Retype the material in full, keeping every word the same.

::::::::

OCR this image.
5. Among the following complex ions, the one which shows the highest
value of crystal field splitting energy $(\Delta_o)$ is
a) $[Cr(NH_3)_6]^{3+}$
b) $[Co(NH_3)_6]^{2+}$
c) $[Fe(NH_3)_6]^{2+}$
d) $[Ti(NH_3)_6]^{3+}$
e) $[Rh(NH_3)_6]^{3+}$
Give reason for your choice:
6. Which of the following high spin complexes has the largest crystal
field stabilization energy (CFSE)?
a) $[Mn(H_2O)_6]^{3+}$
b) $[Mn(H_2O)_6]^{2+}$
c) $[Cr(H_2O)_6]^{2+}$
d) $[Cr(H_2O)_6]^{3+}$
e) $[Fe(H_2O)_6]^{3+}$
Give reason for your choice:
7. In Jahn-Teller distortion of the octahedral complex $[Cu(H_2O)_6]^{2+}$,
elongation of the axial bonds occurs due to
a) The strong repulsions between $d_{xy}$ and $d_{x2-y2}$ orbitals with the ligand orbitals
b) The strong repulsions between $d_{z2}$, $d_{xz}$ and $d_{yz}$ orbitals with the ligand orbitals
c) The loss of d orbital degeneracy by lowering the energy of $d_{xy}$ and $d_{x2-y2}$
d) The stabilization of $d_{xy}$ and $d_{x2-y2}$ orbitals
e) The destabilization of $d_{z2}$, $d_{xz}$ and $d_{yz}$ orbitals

::::::::

* CORRECT RESULT
OCR this image.
5. Among the following complex ions, the one which shows the highest
value of crystal field splitting energy $(\Delta_o)$ is
a) $[Cr(NH_3)_6]^{3+}$
b) $[Co(NH_3)_6]^{2+}$
c) $[Fe(NH_3)_6]^{2+}$
d) $[Ti(NH_3)_6]^{3+}$
e) $[Rh(NH_3)_6]^{3+}$
Give reason for your choice:
6. Which of the following high spin complexes has the largest crystal
field stabilization energy (CFSE)?
a) $[Mn(H_2O)_6]^{3+}$
b) $[Mn(H_2O)_6]^{2+}$
c) $[Cr(H_2O)_6]^{2+}$
d) $[Cr(H_2O)_6]^{3+}$
e) $[Fe(H_2O)_6]^{3+}$
Give reason for your choice:
7. In Jahn-Teller distortion of the octahedral complex $[Cu(H_2O)_6]^{2+}$,
elongation of the axial bonds occurs due to
a) The strong repulsions between $d_{xy}$ and $d_{x2-y2}$ orbitals with the ligand orbitals
b) The strong repulsions between $d_{z2}$, $d_{xz}$ and $d_{yz}$ orbitals with the ligand orbitals
c) The loss of d orbital degeneracy by lowering the energy of $d_{xy}$ and $d_{x2-y2}$
d) The stabilization of $d_{xy}$ and $d_{x2-y2}$ orbitals
e) The destabilization of $d_{z2}$, $d_{xz}$ and $d_{yz}$ orbitals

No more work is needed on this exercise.